● Passage shown

──────────────────────────────

4. Name Roster of the Secret
Establishment

There were so many "Yalies" in the OSS that Yale's drinking
tune, the "Whiffenpoof Song", became an "unofficial" song of the OSS. Many in
the OSS were "Bonesmen" or belonged to the other Yale senior societies.
Robert Lovett ('18), Harriman's childhood friend, had been tapped into
Skull & Bones by Prescott Bush's cell of '17 and was a director at Brown
Brothers, Harriman.
Again, from "George Bush: The Unauthorized
Biography":
"On October 22, 1945, Secretary of War Robert Patterson
created the Lovett Committee, chaired by Robert A. Lovett, to advise the
government on the post-World War II organization of U.S. intelligence
activities.... The new agency would 'consult' with the armed forces, but it must
be the sole collecting agency in the field of foreign espionage and
counterespionage. The new agency should have an independent budget, and its
appropriations should be granted by Congress without public hearings. Lovett
appeared before the Secretaries of State, War, and Navy on November 14, 1945....

──────────────────────────────

● Data excerpts
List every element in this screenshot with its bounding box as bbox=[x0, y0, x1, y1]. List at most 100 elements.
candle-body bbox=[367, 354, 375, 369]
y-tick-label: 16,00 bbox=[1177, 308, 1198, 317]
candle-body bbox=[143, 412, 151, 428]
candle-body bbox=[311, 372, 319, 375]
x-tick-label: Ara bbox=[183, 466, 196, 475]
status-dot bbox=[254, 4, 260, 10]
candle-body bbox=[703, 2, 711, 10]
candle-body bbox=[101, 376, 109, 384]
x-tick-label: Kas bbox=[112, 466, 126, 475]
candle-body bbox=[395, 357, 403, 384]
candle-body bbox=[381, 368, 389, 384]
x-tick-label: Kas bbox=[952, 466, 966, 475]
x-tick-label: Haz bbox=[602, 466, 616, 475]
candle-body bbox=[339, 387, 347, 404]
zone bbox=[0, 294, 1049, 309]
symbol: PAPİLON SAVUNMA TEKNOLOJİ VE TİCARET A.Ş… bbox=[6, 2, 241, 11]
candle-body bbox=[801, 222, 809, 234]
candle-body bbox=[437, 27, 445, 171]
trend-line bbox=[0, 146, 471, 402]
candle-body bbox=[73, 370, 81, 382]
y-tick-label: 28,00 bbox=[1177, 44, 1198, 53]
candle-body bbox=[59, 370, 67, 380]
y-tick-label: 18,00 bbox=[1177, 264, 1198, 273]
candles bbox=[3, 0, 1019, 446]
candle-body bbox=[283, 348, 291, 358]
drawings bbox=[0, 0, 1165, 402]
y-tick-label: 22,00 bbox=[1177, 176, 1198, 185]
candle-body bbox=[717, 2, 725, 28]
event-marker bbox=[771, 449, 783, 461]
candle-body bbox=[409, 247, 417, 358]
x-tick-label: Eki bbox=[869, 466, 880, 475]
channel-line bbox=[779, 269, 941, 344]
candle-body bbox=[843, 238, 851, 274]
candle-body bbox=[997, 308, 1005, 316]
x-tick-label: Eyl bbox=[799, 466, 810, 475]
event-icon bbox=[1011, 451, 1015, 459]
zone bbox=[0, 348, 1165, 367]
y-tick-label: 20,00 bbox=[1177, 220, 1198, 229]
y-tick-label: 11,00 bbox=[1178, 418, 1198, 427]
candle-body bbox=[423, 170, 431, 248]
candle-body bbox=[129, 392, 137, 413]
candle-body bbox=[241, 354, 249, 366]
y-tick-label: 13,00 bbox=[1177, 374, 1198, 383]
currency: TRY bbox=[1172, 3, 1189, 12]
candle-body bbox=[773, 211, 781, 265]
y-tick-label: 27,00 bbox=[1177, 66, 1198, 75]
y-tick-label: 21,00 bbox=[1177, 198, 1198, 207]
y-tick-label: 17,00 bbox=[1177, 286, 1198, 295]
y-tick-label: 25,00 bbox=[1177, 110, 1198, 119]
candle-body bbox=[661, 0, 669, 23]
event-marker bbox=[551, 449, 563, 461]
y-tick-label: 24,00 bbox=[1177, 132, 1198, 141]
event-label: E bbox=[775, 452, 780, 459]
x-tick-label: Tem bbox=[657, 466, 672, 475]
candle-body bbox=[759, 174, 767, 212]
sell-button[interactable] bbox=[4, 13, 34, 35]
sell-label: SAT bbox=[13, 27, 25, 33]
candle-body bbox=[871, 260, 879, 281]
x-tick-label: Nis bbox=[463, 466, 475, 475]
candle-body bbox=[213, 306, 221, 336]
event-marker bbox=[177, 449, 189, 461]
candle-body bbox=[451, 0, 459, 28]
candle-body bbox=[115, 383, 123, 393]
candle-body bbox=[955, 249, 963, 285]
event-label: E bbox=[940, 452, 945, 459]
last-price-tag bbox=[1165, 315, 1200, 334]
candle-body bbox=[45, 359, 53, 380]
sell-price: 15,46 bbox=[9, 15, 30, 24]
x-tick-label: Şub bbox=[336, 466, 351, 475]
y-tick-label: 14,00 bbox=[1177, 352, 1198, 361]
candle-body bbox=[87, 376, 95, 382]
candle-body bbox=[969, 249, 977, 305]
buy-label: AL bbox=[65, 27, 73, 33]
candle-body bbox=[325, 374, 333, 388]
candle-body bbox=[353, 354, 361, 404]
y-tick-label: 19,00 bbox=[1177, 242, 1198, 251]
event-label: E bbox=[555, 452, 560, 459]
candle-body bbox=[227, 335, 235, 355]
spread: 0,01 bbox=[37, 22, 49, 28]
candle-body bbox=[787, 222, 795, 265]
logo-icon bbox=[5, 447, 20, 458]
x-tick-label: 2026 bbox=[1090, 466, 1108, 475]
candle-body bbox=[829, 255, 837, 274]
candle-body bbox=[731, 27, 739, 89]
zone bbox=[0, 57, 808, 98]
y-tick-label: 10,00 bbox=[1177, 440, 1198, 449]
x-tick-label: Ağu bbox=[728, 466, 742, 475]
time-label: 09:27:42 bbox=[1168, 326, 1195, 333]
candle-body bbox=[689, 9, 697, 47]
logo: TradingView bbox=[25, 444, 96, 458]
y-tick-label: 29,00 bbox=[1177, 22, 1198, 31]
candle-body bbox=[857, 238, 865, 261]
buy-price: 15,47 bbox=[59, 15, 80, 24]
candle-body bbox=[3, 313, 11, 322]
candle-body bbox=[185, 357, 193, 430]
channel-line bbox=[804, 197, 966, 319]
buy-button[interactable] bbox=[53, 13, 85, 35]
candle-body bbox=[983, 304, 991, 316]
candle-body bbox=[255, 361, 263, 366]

──────────────────────────────

● Given task 1
Reproduce the passage on Yale men in the OSS, starting with "There were so" and going on through "Yale senior societies.".
● Given task 2
Extend the passage on Yale men in the OSS with what comes after its last sentence.

● Expected answer 1
There were so many "Yalies" in the OSS that Yale's drinking
tune, the "Whiffenpoof Song", became an "unofficial" song of the OSS. Many in
the OSS were "Bonesmen" or belonged to the other Yale senior societies.

● Expected answer 2
Lovett pressed for a virtual resumption of the wartime Office of Strategic
Services (OSS).... The CIA was established in 1947 according to the prescription
of Robert Lovett, of Jupiter Island."
Gaddis Smith, a history professor
at Yale, said, "Yale has influenced the Central Intelligence Agency more than
any other university, giving the CIA the atmosphere of a class reunion." And
"Bonesman" have been foremost among the "spooks" building the CIA's "haunted
house."
F. Trubee Davison ('18) was Director of Personnel at the CIA in
the early years. Some of the other "Bonesmen" connected with the intelligence
community are:
- Sloane Coffin, Jr. ('49)
- V. Van Dine ('49)
- James Buckley ('44)
- Bill Buckley ('50)
- Hugh Cunnigham ('34)
- Hugh Wilson ('09)
- Reuben Holden ('40)
- Charles R. Walker ('16)
- Yale's 'unofficial' Secretary of War, Robert D. French ('10)
- Archibald MacLiesh ('15)
- Dino Pionzio ('50), CIA Deputy Chief of Station during Allende overthrow
- William and McGeorge Bundy
- Richard A. Moore ('3?)
- Senator David Boren ('63)
- Senator John Kerry ('66)
...and, of course, George Herbert Walker
Bush. Bush tapped Coffin, who tapped Buckley.
Some other prominent
Bonesmen include:
- Henry Luce ('20), Time-Life
- John Thomas Daniels ('14), founder Archer Daniels Midland
- Gifford Pinchot ('89), President Theodore Roosevelt's chief forester
- Frederick E. Weyerhaeuser ('96)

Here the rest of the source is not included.